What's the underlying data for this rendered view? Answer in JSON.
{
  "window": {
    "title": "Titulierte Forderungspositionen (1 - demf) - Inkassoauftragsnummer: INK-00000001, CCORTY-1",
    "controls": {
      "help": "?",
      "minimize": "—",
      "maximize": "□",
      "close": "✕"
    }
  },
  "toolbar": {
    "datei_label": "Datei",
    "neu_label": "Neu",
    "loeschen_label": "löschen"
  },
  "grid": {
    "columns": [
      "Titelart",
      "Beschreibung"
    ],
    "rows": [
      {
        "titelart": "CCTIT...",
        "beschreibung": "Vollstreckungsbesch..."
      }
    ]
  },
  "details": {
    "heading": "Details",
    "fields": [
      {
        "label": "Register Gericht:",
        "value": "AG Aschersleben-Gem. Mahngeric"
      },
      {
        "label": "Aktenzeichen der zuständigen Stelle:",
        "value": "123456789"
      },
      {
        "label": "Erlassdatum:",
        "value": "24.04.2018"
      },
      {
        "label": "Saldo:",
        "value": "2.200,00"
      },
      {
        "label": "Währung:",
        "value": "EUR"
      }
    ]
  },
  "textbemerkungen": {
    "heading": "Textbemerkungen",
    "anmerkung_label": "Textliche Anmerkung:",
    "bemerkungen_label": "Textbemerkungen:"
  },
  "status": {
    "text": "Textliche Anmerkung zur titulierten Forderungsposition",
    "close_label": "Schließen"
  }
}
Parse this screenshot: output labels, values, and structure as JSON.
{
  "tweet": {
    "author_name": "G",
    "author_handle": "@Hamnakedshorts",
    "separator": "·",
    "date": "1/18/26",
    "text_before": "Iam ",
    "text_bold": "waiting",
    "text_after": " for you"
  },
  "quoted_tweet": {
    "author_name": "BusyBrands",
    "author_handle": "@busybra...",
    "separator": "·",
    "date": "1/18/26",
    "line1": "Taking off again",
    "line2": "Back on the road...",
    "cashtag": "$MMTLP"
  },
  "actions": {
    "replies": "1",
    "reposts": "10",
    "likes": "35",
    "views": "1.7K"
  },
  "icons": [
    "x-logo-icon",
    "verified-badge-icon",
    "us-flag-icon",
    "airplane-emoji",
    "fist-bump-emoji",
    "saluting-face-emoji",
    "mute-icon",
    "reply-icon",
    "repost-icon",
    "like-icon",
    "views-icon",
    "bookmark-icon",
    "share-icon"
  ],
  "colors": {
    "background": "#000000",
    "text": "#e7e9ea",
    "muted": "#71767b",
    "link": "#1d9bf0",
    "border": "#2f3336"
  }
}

Problem to solve -
Return exactly the lines of the data, and only those, from the line with "Parse this screenshot: output" through the last line, inclusive.

Output for this task -
Parse this screenshot: output labels, values, and structure as JSON.
{
  "tweet": {
    "author_name": "G",
    "author_handle": "@Hamnakedshorts",
    "separator": "·",
    "date": "1/18/26",
    "text_before": "Iam ",
    "text_bold": "waiting",
    "text_after": " for you"
  },
  "quoted_tweet": {
    "author_name": "BusyBrands",
    "author_handle": "@busybra...",
    "separator": "·",
    "date": "1/18/26",
    "line1": "Taking off again",
    "line2": "Back on the road...",
    "cashtag": "$MMTLP"
  },
  "actions": {
    "replies": "1",
    "reposts": "10",
    "likes": "35",
    "views": "1.7K"
  },
  "icons": [
    "x-logo-icon",
    "verified-badge-icon",
    "us-flag-icon",
    "airplane-emoji",
    "fist-bump-emoji",
    "saluting-face-emoji",
    "mute-icon",
    "reply-icon",
    "repost-icon",
    "like-icon",
    "views-icon",
    "bookmark-icon",
    "share-icon"
  ],
  "colors": {
    "background": "#000000",
    "text": "#e7e9ea",
    "muted": "#71767b",
    "link": "#1d9bf0",
    "border": "#2f3336"
  }
}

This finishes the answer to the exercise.